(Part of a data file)
(begin)
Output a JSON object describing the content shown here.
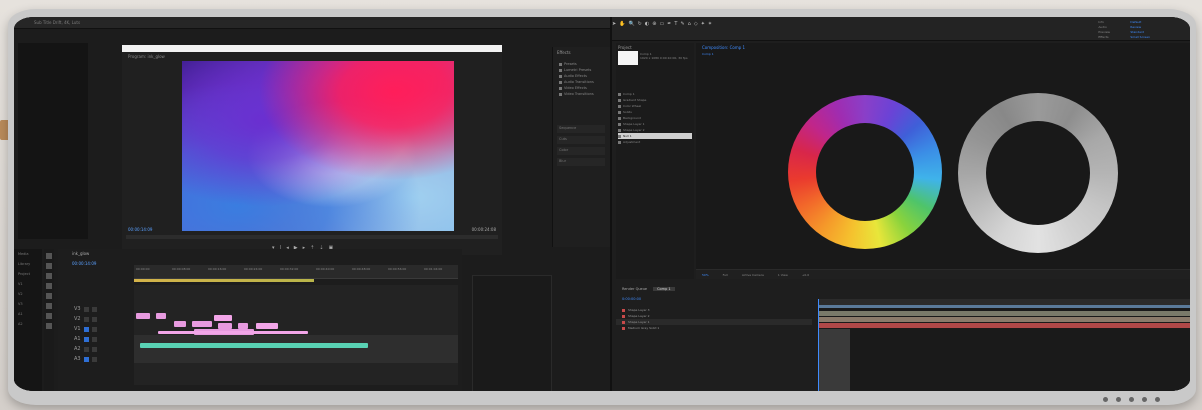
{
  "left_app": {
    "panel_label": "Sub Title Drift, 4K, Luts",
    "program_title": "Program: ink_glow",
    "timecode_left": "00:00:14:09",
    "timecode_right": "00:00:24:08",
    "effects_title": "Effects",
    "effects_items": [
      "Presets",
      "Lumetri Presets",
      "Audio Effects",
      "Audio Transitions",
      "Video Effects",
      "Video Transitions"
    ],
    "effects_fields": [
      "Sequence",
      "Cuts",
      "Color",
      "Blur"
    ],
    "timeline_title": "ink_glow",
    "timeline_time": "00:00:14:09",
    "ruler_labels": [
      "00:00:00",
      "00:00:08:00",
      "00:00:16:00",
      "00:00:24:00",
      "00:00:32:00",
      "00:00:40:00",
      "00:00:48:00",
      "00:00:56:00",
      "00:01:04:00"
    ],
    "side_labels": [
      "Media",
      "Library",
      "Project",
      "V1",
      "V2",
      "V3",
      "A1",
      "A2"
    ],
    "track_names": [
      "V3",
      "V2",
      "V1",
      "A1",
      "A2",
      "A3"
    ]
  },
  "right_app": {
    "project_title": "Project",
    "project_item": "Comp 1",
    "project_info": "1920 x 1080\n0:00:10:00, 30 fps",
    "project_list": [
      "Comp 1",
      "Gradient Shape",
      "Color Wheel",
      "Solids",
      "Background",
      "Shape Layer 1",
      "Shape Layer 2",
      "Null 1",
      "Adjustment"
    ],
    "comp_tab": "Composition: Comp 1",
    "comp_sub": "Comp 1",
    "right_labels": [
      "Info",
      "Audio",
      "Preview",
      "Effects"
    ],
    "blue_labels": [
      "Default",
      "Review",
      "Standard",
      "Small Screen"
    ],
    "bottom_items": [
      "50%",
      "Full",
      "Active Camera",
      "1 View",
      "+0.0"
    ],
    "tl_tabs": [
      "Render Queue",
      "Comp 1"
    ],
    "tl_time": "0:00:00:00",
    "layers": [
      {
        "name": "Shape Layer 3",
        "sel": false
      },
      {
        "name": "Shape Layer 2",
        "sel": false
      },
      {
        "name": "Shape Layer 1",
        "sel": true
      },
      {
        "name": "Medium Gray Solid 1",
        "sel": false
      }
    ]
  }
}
(end)
(begin)
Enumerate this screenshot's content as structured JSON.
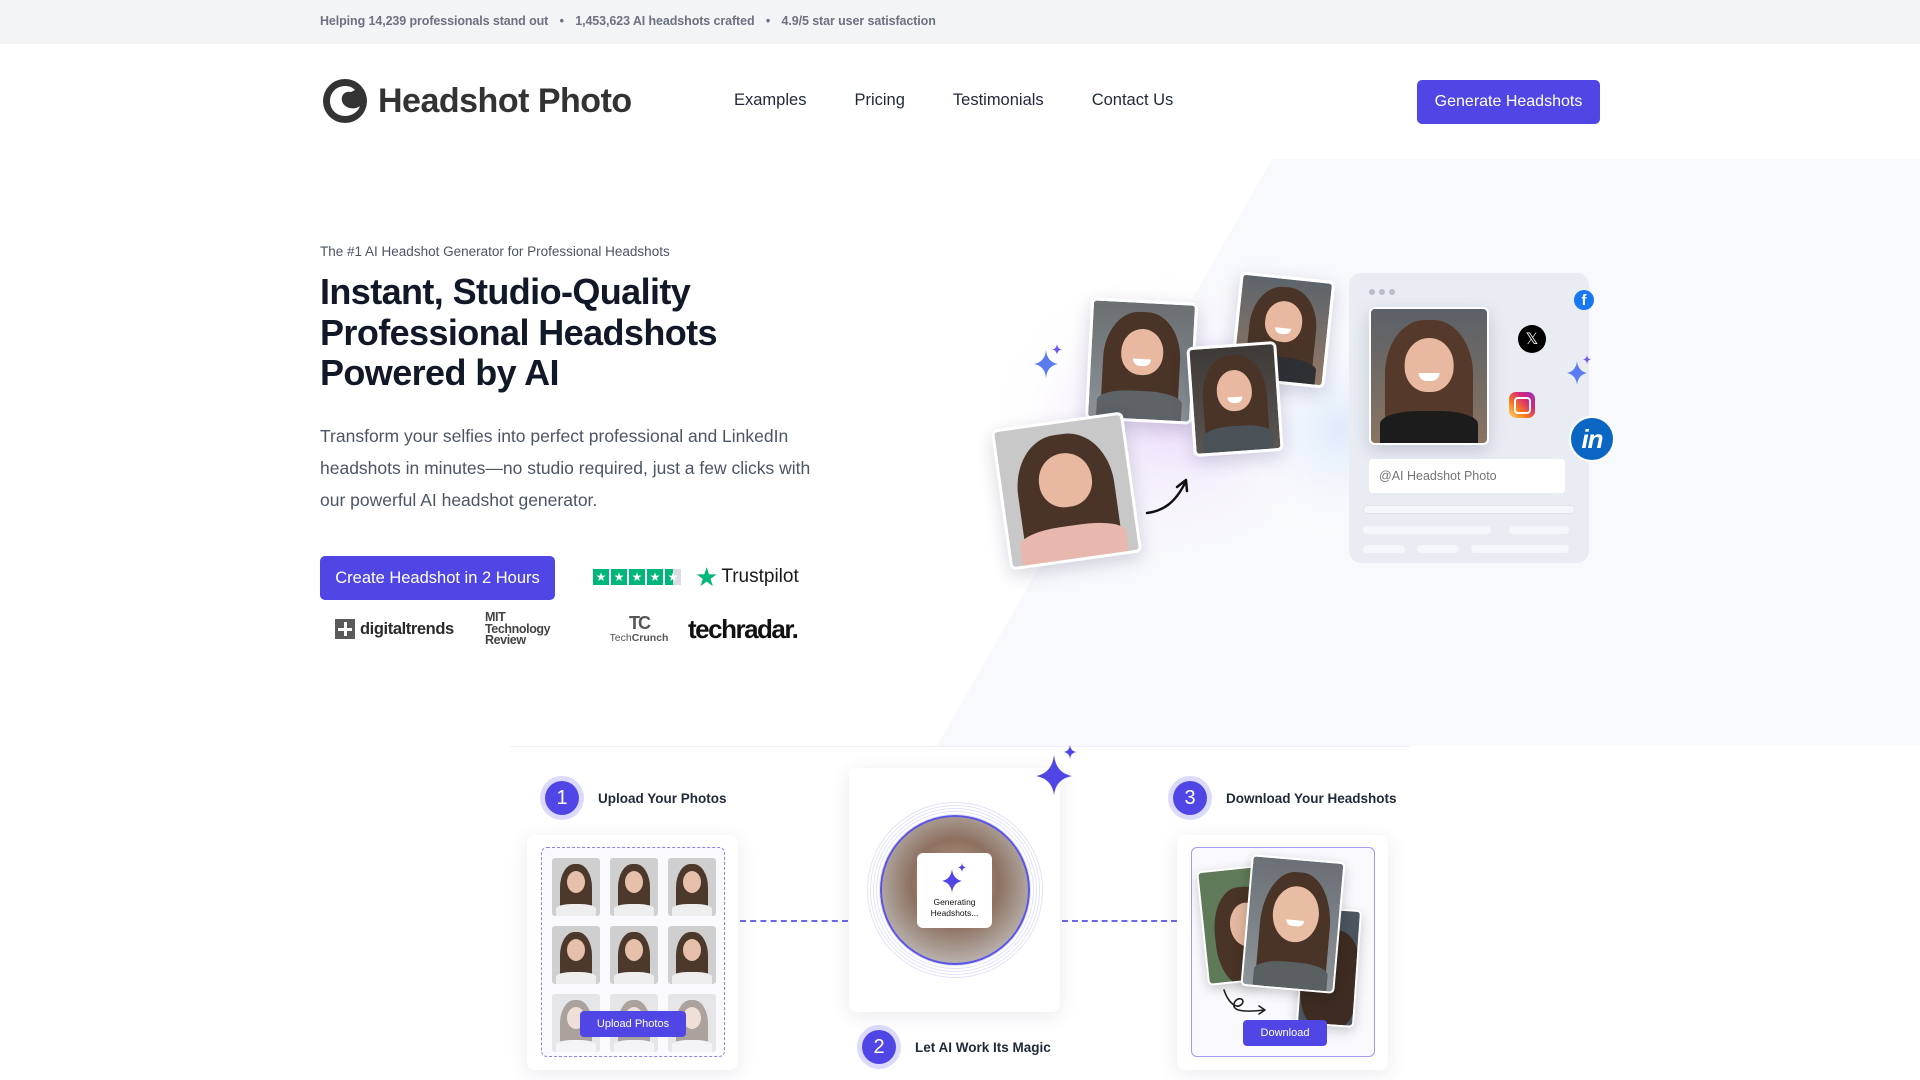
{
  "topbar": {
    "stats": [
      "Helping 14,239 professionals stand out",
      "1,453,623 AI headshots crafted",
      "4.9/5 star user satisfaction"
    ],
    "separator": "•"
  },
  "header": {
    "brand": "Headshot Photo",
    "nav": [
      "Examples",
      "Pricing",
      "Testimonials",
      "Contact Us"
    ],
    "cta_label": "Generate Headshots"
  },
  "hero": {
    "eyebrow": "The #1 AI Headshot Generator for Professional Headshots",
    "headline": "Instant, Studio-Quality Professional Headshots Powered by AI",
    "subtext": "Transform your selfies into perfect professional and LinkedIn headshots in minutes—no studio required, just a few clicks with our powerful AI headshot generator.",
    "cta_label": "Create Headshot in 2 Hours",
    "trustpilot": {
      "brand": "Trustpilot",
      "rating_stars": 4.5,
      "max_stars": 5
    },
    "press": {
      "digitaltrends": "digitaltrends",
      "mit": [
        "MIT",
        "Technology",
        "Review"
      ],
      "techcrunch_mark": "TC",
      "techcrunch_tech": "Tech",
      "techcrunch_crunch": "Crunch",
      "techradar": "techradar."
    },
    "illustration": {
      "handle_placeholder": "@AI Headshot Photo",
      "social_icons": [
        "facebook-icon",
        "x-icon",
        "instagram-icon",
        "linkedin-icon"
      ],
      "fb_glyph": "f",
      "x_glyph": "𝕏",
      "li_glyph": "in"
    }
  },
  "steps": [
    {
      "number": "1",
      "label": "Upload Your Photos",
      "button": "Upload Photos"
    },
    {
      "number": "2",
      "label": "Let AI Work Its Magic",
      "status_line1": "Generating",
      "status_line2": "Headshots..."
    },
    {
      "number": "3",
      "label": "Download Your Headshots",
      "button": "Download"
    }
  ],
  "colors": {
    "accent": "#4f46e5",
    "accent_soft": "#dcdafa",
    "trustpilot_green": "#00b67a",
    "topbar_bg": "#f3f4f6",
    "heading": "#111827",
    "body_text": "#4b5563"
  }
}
(end)
(begin)
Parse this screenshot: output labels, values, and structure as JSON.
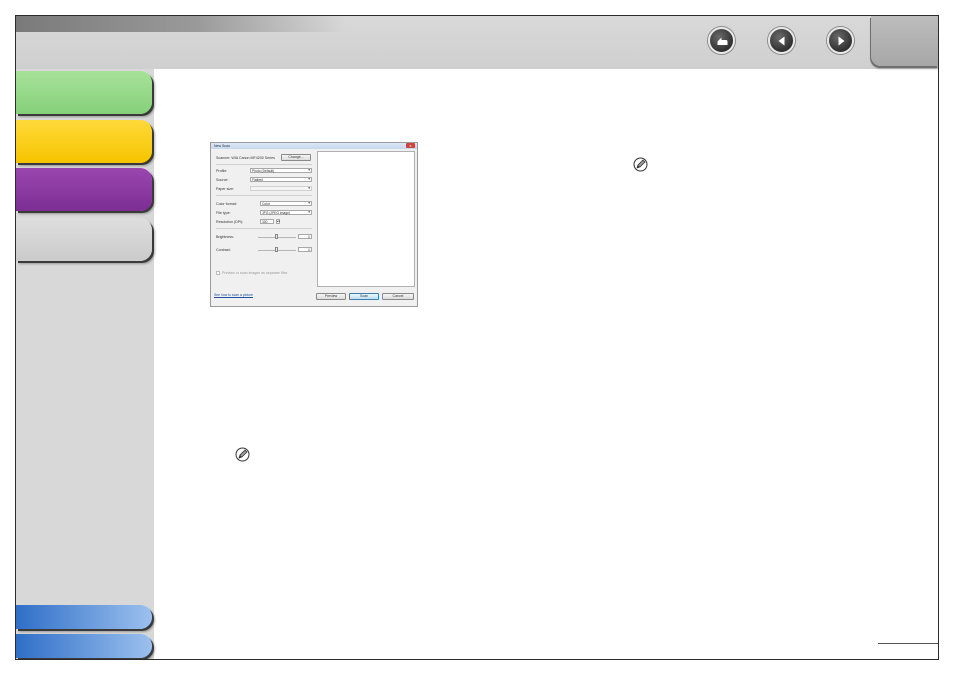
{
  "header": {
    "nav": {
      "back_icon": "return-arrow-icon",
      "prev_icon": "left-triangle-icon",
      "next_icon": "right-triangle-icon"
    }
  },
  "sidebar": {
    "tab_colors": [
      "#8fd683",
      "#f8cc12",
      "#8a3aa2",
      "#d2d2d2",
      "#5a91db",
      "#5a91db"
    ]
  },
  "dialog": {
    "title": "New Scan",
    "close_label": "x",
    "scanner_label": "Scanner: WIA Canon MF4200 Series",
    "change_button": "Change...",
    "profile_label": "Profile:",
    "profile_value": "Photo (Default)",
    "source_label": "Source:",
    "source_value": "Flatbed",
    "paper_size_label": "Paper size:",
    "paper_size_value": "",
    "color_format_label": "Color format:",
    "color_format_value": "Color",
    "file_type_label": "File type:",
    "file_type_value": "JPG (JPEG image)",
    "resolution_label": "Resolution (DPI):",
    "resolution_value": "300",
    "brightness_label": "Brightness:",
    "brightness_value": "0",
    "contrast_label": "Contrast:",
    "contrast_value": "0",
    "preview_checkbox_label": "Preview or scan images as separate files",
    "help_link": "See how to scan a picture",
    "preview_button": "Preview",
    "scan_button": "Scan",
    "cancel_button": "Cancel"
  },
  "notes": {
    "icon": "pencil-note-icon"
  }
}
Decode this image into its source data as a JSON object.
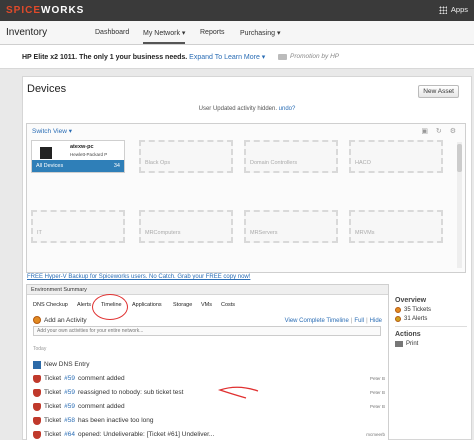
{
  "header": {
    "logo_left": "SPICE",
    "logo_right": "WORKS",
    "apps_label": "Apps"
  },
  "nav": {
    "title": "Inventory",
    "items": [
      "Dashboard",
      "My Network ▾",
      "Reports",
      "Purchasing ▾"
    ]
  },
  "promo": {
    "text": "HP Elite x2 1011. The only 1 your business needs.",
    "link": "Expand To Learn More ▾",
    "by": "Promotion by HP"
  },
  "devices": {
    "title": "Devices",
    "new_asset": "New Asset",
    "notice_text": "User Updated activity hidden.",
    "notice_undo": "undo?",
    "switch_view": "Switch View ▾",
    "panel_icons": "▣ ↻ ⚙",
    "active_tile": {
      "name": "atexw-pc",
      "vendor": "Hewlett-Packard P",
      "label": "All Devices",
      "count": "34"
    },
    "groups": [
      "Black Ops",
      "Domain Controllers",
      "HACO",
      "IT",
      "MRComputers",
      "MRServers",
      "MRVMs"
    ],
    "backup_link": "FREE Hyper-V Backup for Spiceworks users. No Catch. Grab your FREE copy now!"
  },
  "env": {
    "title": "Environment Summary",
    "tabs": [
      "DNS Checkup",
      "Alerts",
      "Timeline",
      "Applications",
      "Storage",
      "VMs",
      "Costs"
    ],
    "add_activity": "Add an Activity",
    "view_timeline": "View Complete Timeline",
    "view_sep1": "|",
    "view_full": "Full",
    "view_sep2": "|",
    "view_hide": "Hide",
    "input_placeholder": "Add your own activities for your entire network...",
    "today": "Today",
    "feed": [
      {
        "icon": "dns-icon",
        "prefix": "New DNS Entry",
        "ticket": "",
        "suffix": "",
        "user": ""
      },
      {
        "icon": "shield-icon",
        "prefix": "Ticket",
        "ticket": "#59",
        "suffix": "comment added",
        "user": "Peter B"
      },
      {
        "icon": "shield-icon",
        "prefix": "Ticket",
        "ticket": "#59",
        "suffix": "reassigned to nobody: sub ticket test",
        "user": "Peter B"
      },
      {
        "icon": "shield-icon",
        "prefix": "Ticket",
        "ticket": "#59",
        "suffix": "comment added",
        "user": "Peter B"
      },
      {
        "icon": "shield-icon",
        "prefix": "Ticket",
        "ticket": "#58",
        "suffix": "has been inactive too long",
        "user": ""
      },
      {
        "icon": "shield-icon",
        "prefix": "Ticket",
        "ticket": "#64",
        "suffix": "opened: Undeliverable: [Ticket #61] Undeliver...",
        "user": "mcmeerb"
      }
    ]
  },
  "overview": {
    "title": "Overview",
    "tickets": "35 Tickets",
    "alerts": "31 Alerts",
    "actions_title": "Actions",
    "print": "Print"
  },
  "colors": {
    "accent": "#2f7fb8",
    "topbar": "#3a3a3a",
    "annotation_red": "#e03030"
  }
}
(end)
= Directions for this task =
Return each line among the entries that holds the word "screenshot".

= Worked answer =
Enumerate this screenshot's content as structured JSON.
Parse this screenshot: output labels, values, and structure as JSON.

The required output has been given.